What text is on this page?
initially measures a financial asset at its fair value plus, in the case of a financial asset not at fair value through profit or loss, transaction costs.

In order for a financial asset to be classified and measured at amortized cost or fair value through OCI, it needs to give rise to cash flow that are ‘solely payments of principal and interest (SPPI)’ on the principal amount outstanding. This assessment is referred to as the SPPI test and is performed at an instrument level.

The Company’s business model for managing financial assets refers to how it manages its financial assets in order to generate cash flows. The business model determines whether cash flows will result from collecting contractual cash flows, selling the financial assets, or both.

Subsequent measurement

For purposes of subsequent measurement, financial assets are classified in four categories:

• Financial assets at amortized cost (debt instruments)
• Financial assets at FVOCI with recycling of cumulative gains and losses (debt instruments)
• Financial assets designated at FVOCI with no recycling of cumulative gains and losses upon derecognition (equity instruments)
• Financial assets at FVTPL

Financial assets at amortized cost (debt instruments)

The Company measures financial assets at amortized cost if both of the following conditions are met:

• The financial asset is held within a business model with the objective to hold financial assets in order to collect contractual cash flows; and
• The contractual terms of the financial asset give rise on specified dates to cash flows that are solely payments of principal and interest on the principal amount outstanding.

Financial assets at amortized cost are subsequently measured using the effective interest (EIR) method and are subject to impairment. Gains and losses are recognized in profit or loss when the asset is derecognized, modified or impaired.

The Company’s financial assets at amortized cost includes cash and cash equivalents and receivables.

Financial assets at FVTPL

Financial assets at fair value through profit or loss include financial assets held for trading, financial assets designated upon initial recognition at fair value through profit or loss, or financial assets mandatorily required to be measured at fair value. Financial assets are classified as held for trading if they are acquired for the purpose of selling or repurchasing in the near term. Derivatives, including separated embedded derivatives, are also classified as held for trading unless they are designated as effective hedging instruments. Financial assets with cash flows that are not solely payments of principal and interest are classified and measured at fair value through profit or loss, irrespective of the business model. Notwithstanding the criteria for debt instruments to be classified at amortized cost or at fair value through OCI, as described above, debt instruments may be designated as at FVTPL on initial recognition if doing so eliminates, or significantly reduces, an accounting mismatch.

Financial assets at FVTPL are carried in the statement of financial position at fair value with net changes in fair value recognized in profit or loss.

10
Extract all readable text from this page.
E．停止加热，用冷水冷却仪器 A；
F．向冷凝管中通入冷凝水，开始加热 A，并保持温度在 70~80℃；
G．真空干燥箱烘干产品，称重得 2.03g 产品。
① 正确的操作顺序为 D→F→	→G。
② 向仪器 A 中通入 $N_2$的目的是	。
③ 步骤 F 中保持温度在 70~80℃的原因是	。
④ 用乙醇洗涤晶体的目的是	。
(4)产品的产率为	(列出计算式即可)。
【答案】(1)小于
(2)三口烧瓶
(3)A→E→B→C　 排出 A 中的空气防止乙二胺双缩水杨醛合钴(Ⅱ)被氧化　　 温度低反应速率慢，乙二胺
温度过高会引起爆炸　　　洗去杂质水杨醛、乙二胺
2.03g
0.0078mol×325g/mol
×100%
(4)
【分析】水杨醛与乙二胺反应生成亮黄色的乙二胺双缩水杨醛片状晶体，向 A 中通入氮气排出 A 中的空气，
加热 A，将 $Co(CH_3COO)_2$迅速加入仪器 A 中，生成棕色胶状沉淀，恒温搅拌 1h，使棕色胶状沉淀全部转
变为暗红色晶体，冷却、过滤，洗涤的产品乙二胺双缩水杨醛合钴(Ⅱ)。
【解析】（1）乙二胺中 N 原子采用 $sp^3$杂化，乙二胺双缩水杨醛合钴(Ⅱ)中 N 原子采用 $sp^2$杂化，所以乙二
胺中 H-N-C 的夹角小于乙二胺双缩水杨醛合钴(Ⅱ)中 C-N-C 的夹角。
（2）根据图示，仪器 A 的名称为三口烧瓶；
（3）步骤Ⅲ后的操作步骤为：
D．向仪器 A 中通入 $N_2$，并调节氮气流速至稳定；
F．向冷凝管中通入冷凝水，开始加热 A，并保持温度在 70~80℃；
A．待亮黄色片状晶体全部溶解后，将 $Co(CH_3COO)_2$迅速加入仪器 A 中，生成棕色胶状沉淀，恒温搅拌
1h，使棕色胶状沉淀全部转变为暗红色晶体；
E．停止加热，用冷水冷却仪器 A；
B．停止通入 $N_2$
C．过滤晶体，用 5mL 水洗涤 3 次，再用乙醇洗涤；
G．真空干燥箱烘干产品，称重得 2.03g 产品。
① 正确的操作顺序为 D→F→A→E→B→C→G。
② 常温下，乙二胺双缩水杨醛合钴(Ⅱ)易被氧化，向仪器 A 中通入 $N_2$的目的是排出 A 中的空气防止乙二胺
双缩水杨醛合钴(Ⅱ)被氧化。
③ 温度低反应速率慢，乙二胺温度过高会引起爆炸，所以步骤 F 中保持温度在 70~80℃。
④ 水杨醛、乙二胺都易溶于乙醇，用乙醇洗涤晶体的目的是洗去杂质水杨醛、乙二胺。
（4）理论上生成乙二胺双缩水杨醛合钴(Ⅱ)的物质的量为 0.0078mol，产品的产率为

######

> **GIVEN INSTRUCTION**
The records above should be restated word for word, please.

> **RESPONSE TO THE EXERCISE**
What text is on this page?
initially measures a financial asset at its fair value plus, in the case of a financial asset not at fair value through profit or loss, transaction costs.

In order for a financial asset to be classified and measured at amortized cost or fair value through OCI, it needs to give rise to cash flow that are ‘solely payments of principal and interest (SPPI)’ on the principal amount outstanding. This assessment is referred to as the SPPI test and is performed at an instrument level.

The Company’s business model for managing financial assets refers to how it manages its financial assets in order to generate cash flows. The business model determines whether cash flows will result from collecting contractual cash flows, selling the financial assets, or both.

Subsequent measurement

For purposes of subsequent measurement, financial assets are classified in four categories:

• Financial assets at amortized cost (debt instruments)
• Financial assets at FVOCI with recycling of cumulative gains and losses (debt instruments)
• Financial assets designated at FVOCI with no recycling of cumulative gains and losses upon derecognition (equity instruments)
• Financial assets at FVTPL

Financial assets at amortized cost (debt instruments)

The Company measures financial assets at amortized cost if both of the following conditions are met:

• The financial asset is held within a business model with the objective to hold financial assets in order to collect contractual cash flows; and
• The contractual terms of the financial asset give rise on specified dates to cash flows that are solely payments of principal and interest on the principal amount outstanding.

Financial assets at amortized cost are subsequently measured using the effective interest (EIR) method and are subject to impairment. Gains and losses are recognized in profit or loss when the asset is derecognized, modified or impaired.

The Company’s financial assets at amortized cost includes cash and cash equivalents and receivables.

Financial assets at FVTPL

Financial assets at fair value through profit or loss include financial assets held for trading, financial assets designated upon initial recognition at fair value through profit or loss, or financial assets mandatorily required to be measured at fair value. Financial assets are classified as held for trading if they are acquired for the purpose of selling or repurchasing in the near term. Derivatives, including separated embedded derivatives, are also classified as held for trading unless they are designated as effective hedging instruments. Financial assets with cash flows that are not solely payments of principal and interest are classified and measured at fair value through profit or loss, irrespective of the business model. Notwithstanding the criteria for debt instruments to be classified at amortized cost or at fair value through OCI, as described above, debt instruments may be designated as at FVTPL on initial recognition if doing so eliminates, or significantly reduces, an accounting mismatch.

Financial assets at FVTPL are carried in the statement of financial position at fair value with net changes in fair value recognized in profit or loss.

10
Extract all readable text from this page.
E．停止加热，用冷水冷却仪器 A；
F．向冷凝管中通入冷凝水，开始加热 A，并保持温度在 70~80℃；
G．真空干燥箱烘干产品，称重得 2.03g 产品。
① 正确的操作顺序为 D→F→	→G。
② 向仪器 A 中通入 $N_2$的目的是	。
③ 步骤 F 中保持温度在 70~80℃的原因是	。
④ 用乙醇洗涤晶体的目的是	。
(4)产品的产率为	(列出计算式即可)。
【答案】(1)小于
(2)三口烧瓶
(3)A→E→B→C　 排出 A 中的空气防止乙二胺双缩水杨醛合钴(Ⅱ)被氧化　　 温度低反应速率慢，乙二胺
温度过高会引起爆炸　　　洗去杂质水杨醛、乙二胺
2.03g
0.0078mol×325g/mol
×100%
(4)
【分析】水杨醛与乙二胺反应生成亮黄色的乙二胺双缩水杨醛片状晶体，向 A 中通入氮气排出 A 中的空气，
加热 A，将 $Co(CH_3COO)_2$迅速加入仪器 A 中，生成棕色胶状沉淀，恒温搅拌 1h，使棕色胶状沉淀全部转
变为暗红色晶体，冷却、过滤，洗涤的产品乙二胺双缩水杨醛合钴(Ⅱ)。
【解析】（1）乙二胺中 N 原子采用 $sp^3$杂化，乙二胺双缩水杨醛合钴(Ⅱ)中 N 原子采用 $sp^2$杂化，所以乙二
胺中 H-N-C 的夹角小于乙二胺双缩水杨醛合钴(Ⅱ)中 C-N-C 的夹角。
（2）根据图示，仪器 A 的名称为三口烧瓶；
（3）步骤Ⅲ后的操作步骤为：
D．向仪器 A 中通入 $N_2$，并调节氮气流速至稳定；
F．向冷凝管中通入冷凝水，开始加热 A，并保持温度在 70~80℃；
A．待亮黄色片状晶体全部溶解后，将 $Co(CH_3COO)_2$迅速加入仪器 A 中，生成棕色胶状沉淀，恒温搅拌
1h，使棕色胶状沉淀全部转变为暗红色晶体；
E．停止加热，用冷水冷却仪器 A；
B．停止通入 $N_2$
C．过滤晶体，用 5mL 水洗涤 3 次，再用乙醇洗涤；
G．真空干燥箱烘干产品，称重得 2.03g 产品。
① 正确的操作顺序为 D→F→A→E→B→C→G。
② 常温下，乙二胺双缩水杨醛合钴(Ⅱ)易被氧化，向仪器 A 中通入 $N_2$的目的是排出 A 中的空气防止乙二胺
双缩水杨醛合钴(Ⅱ)被氧化。
③ 温度低反应速率慢，乙二胺温度过高会引起爆炸，所以步骤 F 中保持温度在 70~80℃。
④ 水杨醛、乙二胺都易溶于乙醇，用乙醇洗涤晶体的目的是洗去杂质水杨醛、乙二胺。
（4）理论上生成乙二胺双缩水杨醛合钴(Ⅱ)的物质的量为 0.0078mol，产品的产率为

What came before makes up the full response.